-- THE DATA start --

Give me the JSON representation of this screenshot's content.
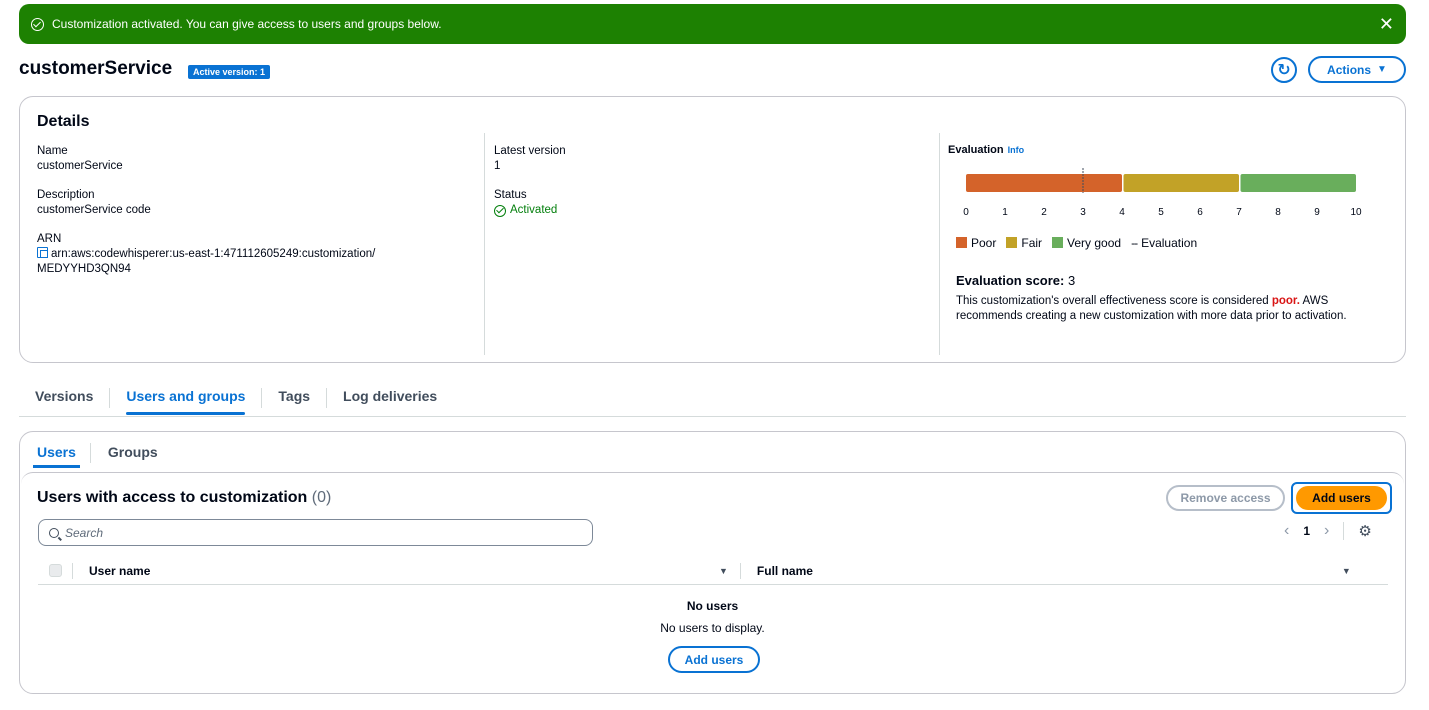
{
  "flash": {
    "message": "Customization activated. You can give access to users and groups below.",
    "close": "✕"
  },
  "header": {
    "title": "customerService",
    "badge": "Active version: 1",
    "refresh_icon": "↻",
    "actions_label": "Actions",
    "caret": "▼"
  },
  "details": {
    "heading": "Details",
    "name_label": "Name",
    "name_value": "customerService",
    "description_label": "Description",
    "description_value": "customerService code",
    "arn_label": "ARN",
    "arn_value_line1": "arn:aws:codewhisperer:us-east-1:471112605249:customization/",
    "arn_value_line2": "MEDYYHD3QN94",
    "latest_version_label": "Latest version",
    "latest_version_value": "1",
    "status_label": "Status",
    "status_value": "Activated"
  },
  "evaluation": {
    "title": "Evaluation",
    "info": "Info",
    "ticks": [
      "0",
      "1",
      "2",
      "3",
      "4",
      "5",
      "6",
      "7",
      "8",
      "9",
      "10"
    ],
    "segments": [
      {
        "name": "Poor",
        "from": 0,
        "to": 4,
        "color": "#d4632a"
      },
      {
        "name": "Fair",
        "from": 4,
        "to": 7,
        "color": "#c2a227"
      },
      {
        "name": "Very good",
        "from": 7,
        "to": 10,
        "color": "#69ae5c"
      }
    ],
    "marker": 3,
    "legend": {
      "poor": "Poor",
      "fair": "Fair",
      "very_good": "Very good",
      "evaluation": "Evaluation"
    },
    "score_label": "Evaluation score:",
    "score_value": "3",
    "desc_before": "This customization's overall effectiveness score is considered ",
    "desc_poor": "poor.",
    "desc_after": " AWS recommends creating a new customization with more data prior to activation."
  },
  "tabs": [
    "Versions",
    "Users and groups",
    "Tags",
    "Log deliveries"
  ],
  "subtabs": [
    "Users",
    "Groups"
  ],
  "users_panel": {
    "title": "Users with access to customization",
    "count": "(0)",
    "remove_label": "Remove access",
    "add_label": "Add users",
    "search_placeholder": "Search",
    "page": "1",
    "prev": "‹",
    "next": "›",
    "settings_icon": "⚙",
    "col_username": "User name",
    "col_fullname": "Full name",
    "sort_icon": "▼",
    "empty_title": "No users",
    "empty_sub": "No users to display.",
    "empty_button": "Add users"
  }
}
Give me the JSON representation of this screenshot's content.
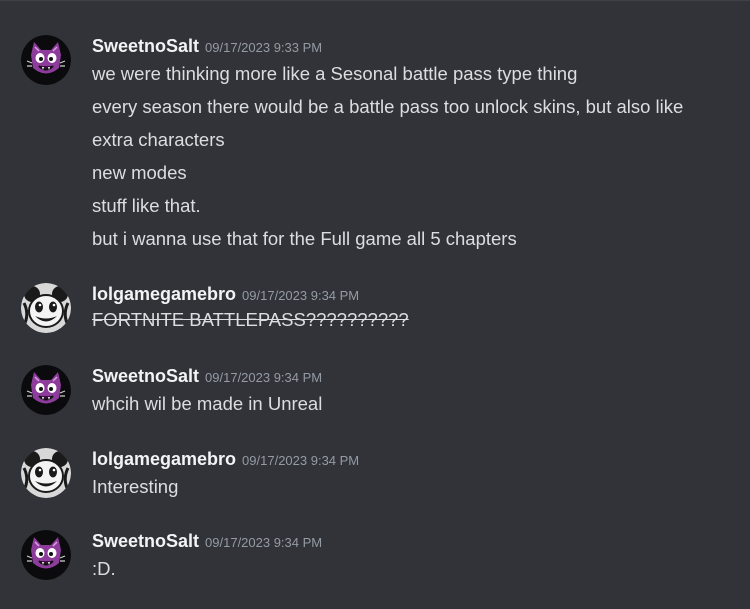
{
  "messages": [
    {
      "author": "SweetnoSalt",
      "avatar": "sweetnosalt-avatar",
      "timestamp": "09/17/2023 9:33 PM",
      "lines": [
        "we were thinking more like a Sesonal battle pass type thing",
        "every season there would be a battle pass too unlock skins, but also like",
        "extra characters",
        "new modes",
        "stuff like that.",
        "but i wanna use that for the Full game all 5 chapters"
      ]
    },
    {
      "author": "lolgamegamebro",
      "avatar": "lolgamegamebro-avatar",
      "timestamp": "09/17/2023 9:34 PM",
      "lines": [
        "FORTNITE BATTLEPASS??????????"
      ],
      "strikethrough": true
    },
    {
      "author": "SweetnoSalt",
      "avatar": "sweetnosalt-avatar",
      "timestamp": "09/17/2023 9:34 PM",
      "lines": [
        "whcih wil be made in Unreal"
      ]
    },
    {
      "author": "lolgamegamebro",
      "avatar": "lolgamegamebro-avatar",
      "timestamp": "09/17/2023 9:34 PM",
      "lines": [
        "Interesting"
      ]
    },
    {
      "author": "SweetnoSalt",
      "avatar": "sweetnosalt-avatar",
      "timestamp": "09/17/2023 9:34 PM",
      "lines": [
        ":D."
      ]
    }
  ],
  "colors": {
    "background": "#313338",
    "username": "#f2f3f5",
    "timestamp": "#949ba4",
    "message": "#dbdee1",
    "sweet_avatar_bg": "#0b0b0d",
    "sweet_avatar_cat": "#8e3c9c",
    "bro_avatar_bg": "#d8d8d8"
  }
}
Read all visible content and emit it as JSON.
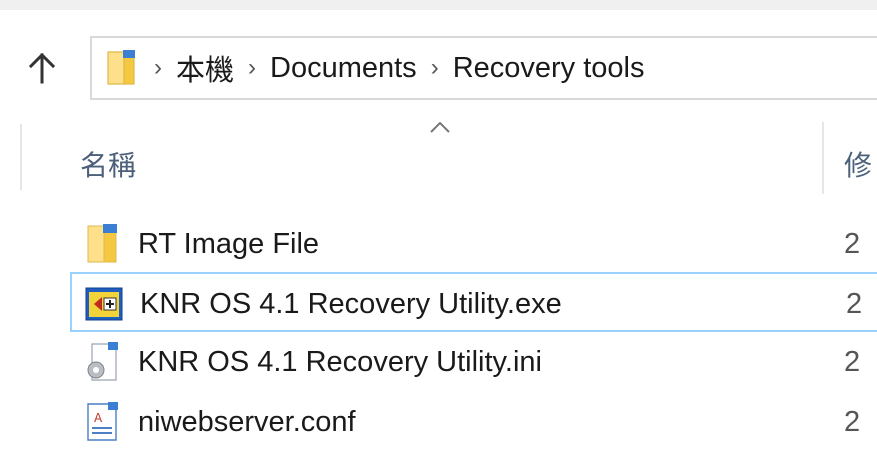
{
  "address_bar": {
    "breadcrumbs": [
      "本機",
      "Documents",
      "Recovery tools"
    ],
    "separator": "›",
    "folder_icon": "folder-icon"
  },
  "columns": {
    "name": "名稱",
    "modified": "修",
    "sort": "ascending"
  },
  "files": [
    {
      "name": "RT Image File",
      "icon": "folder-icon",
      "date": "2",
      "selected": false
    },
    {
      "name": "KNR OS 4.1 Recovery Utility.exe",
      "icon": "labview-exe-icon",
      "date": "2",
      "selected": true
    },
    {
      "name": "KNR OS 4.1 Recovery Utility.ini",
      "icon": "config-settings-icon",
      "date": "2",
      "selected": false
    },
    {
      "name": "niwebserver.conf",
      "icon": "text-document-icon",
      "date": "2",
      "selected": false
    }
  ],
  "colors": {
    "selection_border": "#99d1ff",
    "header_text": "#4c607a",
    "folder_yellow": "#ffd766"
  }
}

-- THE DATA end --

*WHAT THE TASK ASKS*:
Copy out each line that contains the word "more".

*IN RESPONSE*:
    "desc_after": " AWS recommends creating a new customization with more data prior to activation."
        "we were thinking more like a Sesonal battle pass type thing",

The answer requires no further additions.